* EXERCISE DIRECTIONS *
Repeat the data that follows, word for word, without the images.

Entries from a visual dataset
════

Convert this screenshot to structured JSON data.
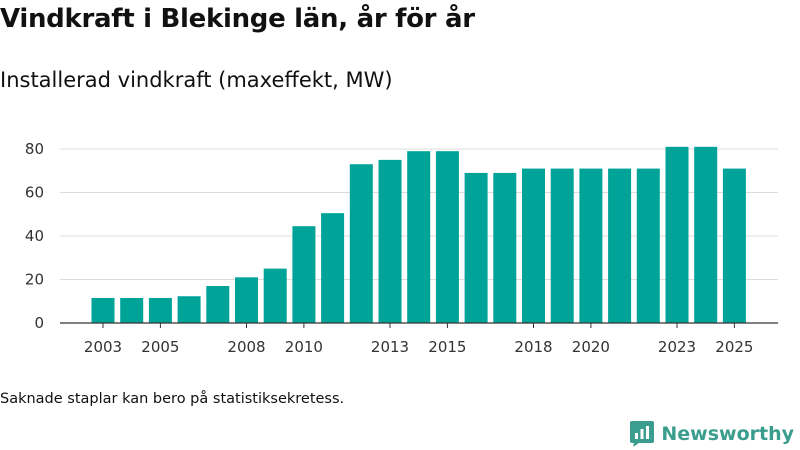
{
  "title": "Vindkraft i Blekinge län, år för år",
  "subtitle": "Installerad vindkraft (maxeffekt, MW)",
  "footnote": "Saknade staplar kan bero på statistiksekretess.",
  "brand": {
    "name": "Newsworthy",
    "logo_icon": "newsworthy-logo-icon",
    "color": "#3a9d8d"
  },
  "chart_data": {
    "type": "bar",
    "title": "Vindkraft i Blekinge län, år för år",
    "subtitle": "Installerad vindkraft (maxeffekt, MW)",
    "xlabel": "",
    "ylabel": "",
    "categories": [
      "2003",
      "2004",
      "2005",
      "2006",
      "2007",
      "2008",
      "2009",
      "2010",
      "2011",
      "2012",
      "2013",
      "2014",
      "2015",
      "2016",
      "2017",
      "2018",
      "2019",
      "2020",
      "2021",
      "2022",
      "2023",
      "2024",
      "2025"
    ],
    "x_tick_labels": [
      "2003",
      "2005",
      "2008",
      "2010",
      "2013",
      "2015",
      "2018",
      "2020",
      "2023",
      "2025"
    ],
    "values": [
      11.5,
      11.5,
      11.5,
      12.3,
      17,
      21,
      25,
      44.5,
      50.5,
      73,
      75,
      79,
      79,
      69,
      69,
      71,
      71,
      71,
      71,
      71,
      81,
      81,
      71
    ],
    "ylim": [
      0,
      90
    ],
    "y_ticks": [
      0,
      20,
      40,
      60,
      80
    ],
    "grid": true,
    "bar_color": "#00a398",
    "legend": "none"
  }
}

════

* RESULT FOR THIS TASK *
Convert this screenshot to structured JSON data.
{
  "title": "Vindkraft i Blekinge län, år för år",
  "subtitle": "Installerad vindkraft (maxeffekt, MW)",
  "footnote": "Saknade staplar kan bero på statistiksekretess.",
  "brand": {
    "name": "Newsworthy",
    "logo_icon": "newsworthy-logo-icon",
    "color": "#3a9d8d"
  },
  "chart_data": {
    "type": "bar",
    "title": "Vindkraft i Blekinge län, år för år",
    "subtitle": "Installerad vindkraft (maxeffekt, MW)",
    "xlabel": "",
    "ylabel": "",
    "categories": [
      "2003",
      "2004",
      "2005",
      "2006",
      "2007",
      "2008",
      "2009",
      "2010",
      "2011",
      "2012",
      "2013",
      "2014",
      "2015",
      "2016",
      "2017",
      "2018",
      "2019",
      "2020",
      "2021",
      "2022",
      "2023",
      "2024",
      "2025"
    ],
    "x_tick_labels": [
      "2003",
      "2005",
      "2008",
      "2010",
      "2013",
      "2015",
      "2018",
      "2020",
      "2023",
      "2025"
    ],
    "values": [
      11.5,
      11.5,
      11.5,
      12.3,
      17,
      21,
      25,
      44.5,
      50.5,
      73,
      75,
      79,
      79,
      69,
      69,
      71,
      71,
      71,
      71,
      71,
      81,
      81,
      71
    ],
    "ylim": [
      0,
      90
    ],
    "y_ticks": [
      0,
      20,
      40,
      60,
      80
    ],
    "grid": true,
    "bar_color": "#00a398",
    "legend": "none"
  }
}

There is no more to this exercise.